## Data in this exercise
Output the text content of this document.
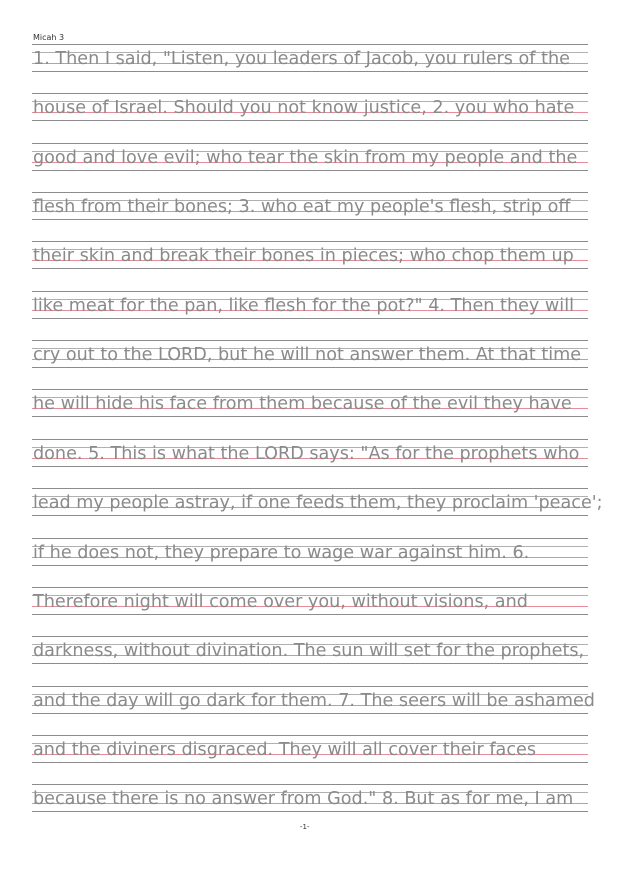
Micah 3
1. Then I said, "Listen, you leaders of Jacob, you rulers of the
house of Israel. Should you not know justice, 2. you who hate
good and love evil; who tear the skin from my people and the
flesh from their bones; 3. who eat my people's flesh, strip off
their skin and break their bones in pieces; who chop them up
like meat for the pan, like flesh for the pot?" 4. Then they will
cry out to the LORD, but he will not answer them. At that time
he will hide his face from them because of the evil they have
done. 5. This is what the LORD says: "As for the prophets who
lead my people astray, if one feeds them, they proclaim 'peace';
if he does not, they prepare to wage war against him. 6.
Therefore night will come over you, without visions, and
darkness, without divination. The sun will set for the prophets,
and the day will go dark for them. 7. The seers will be ashamed
and the diviners disgraced. They will all cover their faces
because there is no answer from God." 8. But as for me, I am
-1-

## To do
Check each line of the records above for the string "Then", and report every line that has it.

## Right answer
1. Then I said, "Listen, you leaders of Jacob, you rulers of the
like meat for the pan, like flesh for the pot?" 4. Then they will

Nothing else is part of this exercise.